§ **What the task requires**: Write out the entire listing below exactly as it appears, minus any pictures.

(Data entries)
============================================================

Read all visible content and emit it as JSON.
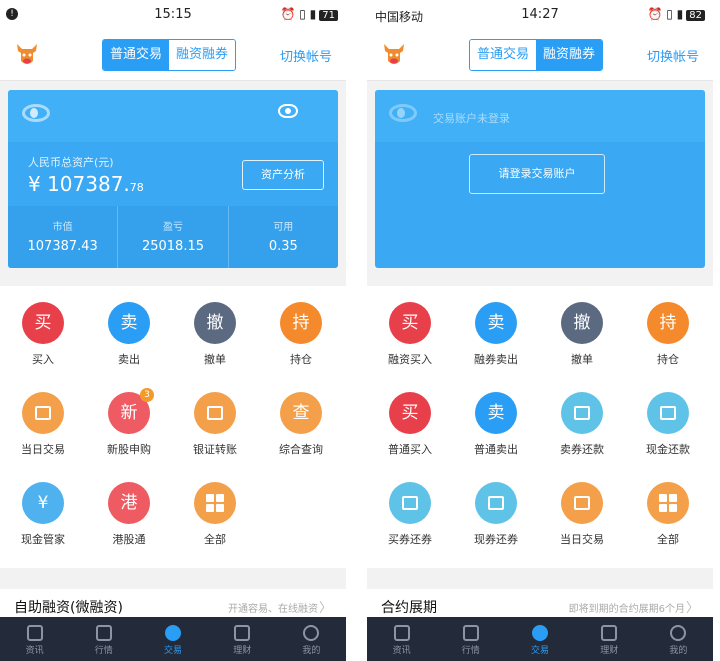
{
  "left": {
    "status": {
      "time": "15:15",
      "battery": "71"
    },
    "header": {
      "tabs": [
        "普通交易",
        "融资融券"
      ],
      "active_tab": 0,
      "switch_account": "切换帐号"
    },
    "account": {
      "total_asset_label": "人民币总资产(元)",
      "total_asset_main": "¥ 107387.",
      "total_asset_decimal": "78",
      "analysis_button": "资产分析",
      "stats": [
        {
          "label": "市值",
          "value": "107387.43"
        },
        {
          "label": "盈亏",
          "value": "25018.15"
        },
        {
          "label": "可用",
          "value": "0.35"
        }
      ]
    },
    "grid": [
      {
        "label": "买入",
        "glyph": "买",
        "color": "#e8404a"
      },
      {
        "label": "卖出",
        "glyph": "卖",
        "color": "#2a9df4"
      },
      {
        "label": "撤单",
        "glyph": "撤",
        "color": "#5b6a80"
      },
      {
        "label": "持仓",
        "glyph": "持",
        "color": "#f48a2c"
      },
      {
        "label": "当日交易",
        "glyph": "",
        "color": "#f4a04a"
      },
      {
        "label": "新股申购",
        "glyph": "新",
        "color": "#ef5b63",
        "badge": "3"
      },
      {
        "label": "银证转账",
        "glyph": "",
        "color": "#f4a04a"
      },
      {
        "label": "综合查询",
        "glyph": "查",
        "color": "#f4a04a"
      },
      {
        "label": "现金管家",
        "glyph": "¥",
        "color": "#4fb2ef"
      },
      {
        "label": "港股通",
        "glyph": "港",
        "color": "#ef5b63"
      },
      {
        "label": "全部",
        "glyph": "",
        "color": "#f4a04a"
      }
    ],
    "promo": {
      "title": "自助融资(微融资)",
      "subtitle": "开通容易、在线融资"
    },
    "tabbar": [
      "资讯",
      "行情",
      "交易",
      "理财",
      "我的"
    ],
    "active_tab": 2
  },
  "right": {
    "status": {
      "carrier": "中国移动",
      "time": "14:27",
      "battery": "82"
    },
    "header": {
      "tabs": [
        "普通交易",
        "融资融券"
      ],
      "active_tab": 1,
      "switch_account": "切换帐号"
    },
    "account": {
      "hint": "交易账户未登录",
      "login_button": "请登录交易账户"
    },
    "grid": [
      {
        "label": "融资买入",
        "glyph": "买",
        "color": "#e8404a"
      },
      {
        "label": "融券卖出",
        "glyph": "卖",
        "color": "#2a9df4"
      },
      {
        "label": "撤单",
        "glyph": "撤",
        "color": "#5b6a80"
      },
      {
        "label": "持仓",
        "glyph": "持",
        "color": "#f48a2c"
      },
      {
        "label": "普通买入",
        "glyph": "买",
        "color": "#e8404a"
      },
      {
        "label": "普通卖出",
        "glyph": "卖",
        "color": "#2a9df4"
      },
      {
        "label": "卖券还款",
        "glyph": "",
        "color": "#5fc3e8"
      },
      {
        "label": "现金还款",
        "glyph": "",
        "color": "#5fc3e8"
      },
      {
        "label": "买券还券",
        "glyph": "",
        "color": "#5fc3e8"
      },
      {
        "label": "现券还券",
        "glyph": "",
        "color": "#5fc3e8"
      },
      {
        "label": "当日交易",
        "glyph": "",
        "color": "#f4a04a"
      },
      {
        "label": "全部",
        "glyph": "",
        "color": "#f4a04a"
      }
    ],
    "promo": {
      "title": "合约展期",
      "subtitle": "即将到期的合约展期6个月"
    },
    "tabbar": [
      "资讯",
      "行情",
      "交易",
      "理财",
      "我的"
    ],
    "active_tab": 2
  }
}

============================================================

§ **Solution to the exercise**:
Read all visible content and emit it as JSON.
{
  "left": {
    "status": {
      "time": "15:15",
      "battery": "71"
    },
    "header": {
      "tabs": [
        "普通交易",
        "融资融券"
      ],
      "active_tab": 0,
      "switch_account": "切换帐号"
    },
    "account": {
      "total_asset_label": "人民币总资产(元)",
      "total_asset_main": "¥ 107387.",
      "total_asset_decimal": "78",
      "analysis_button": "资产分析",
      "stats": [
        {
          "label": "市值",
          "value": "107387.43"
        },
        {
          "label": "盈亏",
          "value": "25018.15"
        },
        {
          "label": "可用",
          "value": "0.35"
        }
      ]
    },
    "grid": [
      {
        "label": "买入",
        "glyph": "买",
        "color": "#e8404a"
      },
      {
        "label": "卖出",
        "glyph": "卖",
        "color": "#2a9df4"
      },
      {
        "label": "撤单",
        "glyph": "撤",
        "color": "#5b6a80"
      },
      {
        "label": "持仓",
        "glyph": "持",
        "color": "#f48a2c"
      },
      {
        "label": "当日交易",
        "glyph": "",
        "color": "#f4a04a"
      },
      {
        "label": "新股申购",
        "glyph": "新",
        "color": "#ef5b63",
        "badge": "3"
      },
      {
        "label": "银证转账",
        "glyph": "",
        "color": "#f4a04a"
      },
      {
        "label": "综合查询",
        "glyph": "查",
        "color": "#f4a04a"
      },
      {
        "label": "现金管家",
        "glyph": "¥",
        "color": "#4fb2ef"
      },
      {
        "label": "港股通",
        "glyph": "港",
        "color": "#ef5b63"
      },
      {
        "label": "全部",
        "glyph": "",
        "color": "#f4a04a"
      }
    ],
    "promo": {
      "title": "自助融资(微融资)",
      "subtitle": "开通容易、在线融资"
    },
    "tabbar": [
      "资讯",
      "行情",
      "交易",
      "理财",
      "我的"
    ],
    "active_tab": 2
  },
  "right": {
    "status": {
      "carrier": "中国移动",
      "time": "14:27",
      "battery": "82"
    },
    "header": {
      "tabs": [
        "普通交易",
        "融资融券"
      ],
      "active_tab": 1,
      "switch_account": "切换帐号"
    },
    "account": {
      "hint": "交易账户未登录",
      "login_button": "请登录交易账户"
    },
    "grid": [
      {
        "label": "融资买入",
        "glyph": "买",
        "color": "#e8404a"
      },
      {
        "label": "融券卖出",
        "glyph": "卖",
        "color": "#2a9df4"
      },
      {
        "label": "撤单",
        "glyph": "撤",
        "color": "#5b6a80"
      },
      {
        "label": "持仓",
        "glyph": "持",
        "color": "#f48a2c"
      },
      {
        "label": "普通买入",
        "glyph": "买",
        "color": "#e8404a"
      },
      {
        "label": "普通卖出",
        "glyph": "卖",
        "color": "#2a9df4"
      },
      {
        "label": "卖券还款",
        "glyph": "",
        "color": "#5fc3e8"
      },
      {
        "label": "现金还款",
        "glyph": "",
        "color": "#5fc3e8"
      },
      {
        "label": "买券还券",
        "glyph": "",
        "color": "#5fc3e8"
      },
      {
        "label": "现券还券",
        "glyph": "",
        "color": "#5fc3e8"
      },
      {
        "label": "当日交易",
        "glyph": "",
        "color": "#f4a04a"
      },
      {
        "label": "全部",
        "glyph": "",
        "color": "#f4a04a"
      }
    ],
    "promo": {
      "title": "合约展期",
      "subtitle": "即将到期的合约展期6个月"
    },
    "tabbar": [
      "资讯",
      "行情",
      "交易",
      "理财",
      "我的"
    ],
    "active_tab": 2
  }
}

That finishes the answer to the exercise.